Within the data below, state how many lines contain the string "Main". Provide the number only.

########

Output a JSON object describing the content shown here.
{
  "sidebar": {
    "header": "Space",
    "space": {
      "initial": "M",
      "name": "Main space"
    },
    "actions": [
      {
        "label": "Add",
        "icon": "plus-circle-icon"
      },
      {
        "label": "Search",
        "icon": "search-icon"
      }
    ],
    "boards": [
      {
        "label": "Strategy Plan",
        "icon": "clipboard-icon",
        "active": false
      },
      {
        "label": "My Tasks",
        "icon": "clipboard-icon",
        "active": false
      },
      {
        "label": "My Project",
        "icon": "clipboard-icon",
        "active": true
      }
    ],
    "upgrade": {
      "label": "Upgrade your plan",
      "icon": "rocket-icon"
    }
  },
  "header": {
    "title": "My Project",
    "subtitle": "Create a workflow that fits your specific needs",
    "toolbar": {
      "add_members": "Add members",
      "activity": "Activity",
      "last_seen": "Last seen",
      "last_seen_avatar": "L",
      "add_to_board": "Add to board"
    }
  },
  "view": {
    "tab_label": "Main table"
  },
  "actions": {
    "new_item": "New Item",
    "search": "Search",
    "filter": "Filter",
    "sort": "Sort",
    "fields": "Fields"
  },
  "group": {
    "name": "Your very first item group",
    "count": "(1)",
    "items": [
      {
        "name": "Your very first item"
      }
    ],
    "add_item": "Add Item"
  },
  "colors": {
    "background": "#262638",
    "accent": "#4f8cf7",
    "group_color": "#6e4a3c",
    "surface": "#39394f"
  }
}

########

• [Task solution]:
2